**What the exercise asks**.
Reproduce every entry exactly, without alteration.

Part of a data file:
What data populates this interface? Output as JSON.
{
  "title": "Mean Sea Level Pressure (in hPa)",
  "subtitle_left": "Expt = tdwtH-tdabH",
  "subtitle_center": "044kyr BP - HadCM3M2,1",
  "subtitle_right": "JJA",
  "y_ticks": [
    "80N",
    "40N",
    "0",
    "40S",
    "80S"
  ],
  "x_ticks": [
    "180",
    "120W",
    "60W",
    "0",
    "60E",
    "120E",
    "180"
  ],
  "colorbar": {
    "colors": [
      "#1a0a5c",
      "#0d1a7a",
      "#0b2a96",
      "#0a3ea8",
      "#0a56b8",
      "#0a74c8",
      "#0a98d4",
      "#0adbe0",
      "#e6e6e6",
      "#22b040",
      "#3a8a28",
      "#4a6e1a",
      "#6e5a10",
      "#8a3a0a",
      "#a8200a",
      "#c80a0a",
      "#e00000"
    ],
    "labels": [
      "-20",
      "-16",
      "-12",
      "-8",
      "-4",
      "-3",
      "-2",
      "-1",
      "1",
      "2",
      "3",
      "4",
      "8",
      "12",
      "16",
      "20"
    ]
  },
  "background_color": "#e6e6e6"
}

**Task result**.
What data populates this interface? Output as JSON.
{
  "title": "Mean Sea Level Pressure (in hPa)",
  "subtitle_left": "Expt = tdwtH-tdabH",
  "subtitle_center": "044kyr BP - HadCM3M2,1",
  "subtitle_right": "JJA",
  "y_ticks": [
    "80N",
    "40N",
    "0",
    "40S",
    "80S"
  ],
  "x_ticks": [
    "180",
    "120W",
    "60W",
    "0",
    "60E",
    "120E",
    "180"
  ],
  "colorbar": {
    "colors": [
      "#1a0a5c",
      "#0d1a7a",
      "#0b2a96",
      "#0a3ea8",
      "#0a56b8",
      "#0a74c8",
      "#0a98d4",
      "#0adbe0",
      "#e6e6e6",
      "#22b040",
      "#3a8a28",
      "#4a6e1a",
      "#6e5a10",
      "#8a3a0a",
      "#a8200a",
      "#c80a0a",
      "#e00000"
    ],
    "labels": [
      "-20",
      "-16",
      "-12",
      "-8",
      "-4",
      "-3",
      "-2",
      "-1",
      "1",
      "2",
      "3",
      "4",
      "8",
      "12",
      "16",
      "20"
    ]
  },
  "background_color": "#e6e6e6"
}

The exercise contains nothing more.